_Recorded data_
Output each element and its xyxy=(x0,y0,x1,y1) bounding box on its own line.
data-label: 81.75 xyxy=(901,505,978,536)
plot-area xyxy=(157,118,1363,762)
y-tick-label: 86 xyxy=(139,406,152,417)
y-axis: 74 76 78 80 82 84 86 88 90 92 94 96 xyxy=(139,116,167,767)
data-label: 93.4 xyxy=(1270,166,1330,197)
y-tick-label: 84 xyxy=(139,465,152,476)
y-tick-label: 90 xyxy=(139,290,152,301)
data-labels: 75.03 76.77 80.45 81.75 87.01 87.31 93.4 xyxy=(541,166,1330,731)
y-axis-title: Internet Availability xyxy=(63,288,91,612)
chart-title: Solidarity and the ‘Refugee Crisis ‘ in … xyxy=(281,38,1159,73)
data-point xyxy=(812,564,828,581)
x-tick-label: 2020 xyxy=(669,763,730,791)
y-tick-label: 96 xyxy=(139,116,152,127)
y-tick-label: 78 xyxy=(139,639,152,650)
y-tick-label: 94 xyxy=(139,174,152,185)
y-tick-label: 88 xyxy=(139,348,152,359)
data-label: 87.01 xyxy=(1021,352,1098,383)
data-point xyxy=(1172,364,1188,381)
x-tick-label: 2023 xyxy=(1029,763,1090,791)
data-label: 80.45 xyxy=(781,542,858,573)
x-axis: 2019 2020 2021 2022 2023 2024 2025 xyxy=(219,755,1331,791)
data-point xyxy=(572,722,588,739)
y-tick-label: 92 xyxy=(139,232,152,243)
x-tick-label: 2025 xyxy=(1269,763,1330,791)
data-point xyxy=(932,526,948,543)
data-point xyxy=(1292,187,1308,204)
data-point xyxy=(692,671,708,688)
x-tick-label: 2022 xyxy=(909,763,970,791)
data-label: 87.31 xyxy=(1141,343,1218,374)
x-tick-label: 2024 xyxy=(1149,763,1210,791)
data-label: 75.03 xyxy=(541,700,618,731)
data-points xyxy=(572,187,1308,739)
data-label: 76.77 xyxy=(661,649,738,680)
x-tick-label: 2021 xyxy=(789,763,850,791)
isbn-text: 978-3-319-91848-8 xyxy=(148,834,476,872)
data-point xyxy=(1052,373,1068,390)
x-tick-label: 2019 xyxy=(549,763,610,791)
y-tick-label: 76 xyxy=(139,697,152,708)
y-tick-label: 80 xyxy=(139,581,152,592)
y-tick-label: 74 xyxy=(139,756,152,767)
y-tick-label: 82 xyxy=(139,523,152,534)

_Set problem_
Print every line of the listing above again without changing a single character.

_Written solution_
Output each element and its xyxy=(x0,y0,x1,y1) bounding box on its own line.
data-label: 81.75 xyxy=(901,505,978,536)
plot-area xyxy=(157,118,1363,762)
y-tick-label: 86 xyxy=(139,406,152,417)
y-axis: 74 76 78 80 82 84 86 88 90 92 94 96 xyxy=(139,116,167,767)
data-label: 93.4 xyxy=(1270,166,1330,197)
y-tick-label: 84 xyxy=(139,465,152,476)
y-tick-label: 90 xyxy=(139,290,152,301)
data-labels: 75.03 76.77 80.45 81.75 87.01 87.31 93.4 xyxy=(541,166,1330,731)
y-axis-title: Internet Availability xyxy=(63,288,91,612)
chart-title: Solidarity and the ‘Refugee Crisis ‘ in … xyxy=(281,38,1159,73)
data-point xyxy=(812,564,828,581)
x-tick-label: 2020 xyxy=(669,763,730,791)
y-tick-label: 96 xyxy=(139,116,152,127)
y-tick-label: 78 xyxy=(139,639,152,650)
y-tick-label: 94 xyxy=(139,174,152,185)
y-tick-label: 88 xyxy=(139,348,152,359)
data-label: 87.01 xyxy=(1021,352,1098,383)
data-point xyxy=(1172,364,1188,381)
x-tick-label: 2023 xyxy=(1029,763,1090,791)
data-label: 80.45 xyxy=(781,542,858,573)
x-axis: 2019 2020 2021 2022 2023 2024 2025 xyxy=(219,755,1331,791)
data-point xyxy=(572,722,588,739)
y-tick-label: 92 xyxy=(139,232,152,243)
x-tick-label: 2025 xyxy=(1269,763,1330,791)
data-point xyxy=(932,526,948,543)
data-point xyxy=(1292,187,1308,204)
data-point xyxy=(692,671,708,688)
x-tick-label: 2022 xyxy=(909,763,970,791)
data-label: 87.31 xyxy=(1141,343,1218,374)
x-tick-label: 2024 xyxy=(1149,763,1210,791)
data-label: 75.03 xyxy=(541,700,618,731)
data-points xyxy=(572,187,1308,739)
data-label: 76.77 xyxy=(661,649,738,680)
x-tick-label: 2021 xyxy=(789,763,850,791)
isbn-text: 978-3-319-91848-8 xyxy=(148,834,476,872)
data-point xyxy=(1052,373,1068,390)
x-tick-label: 2019 xyxy=(549,763,610,791)
y-tick-label: 76 xyxy=(139,697,152,708)
y-tick-label: 80 xyxy=(139,581,152,592)
y-tick-label: 74 xyxy=(139,756,152,767)
y-tick-label: 82 xyxy=(139,523,152,534)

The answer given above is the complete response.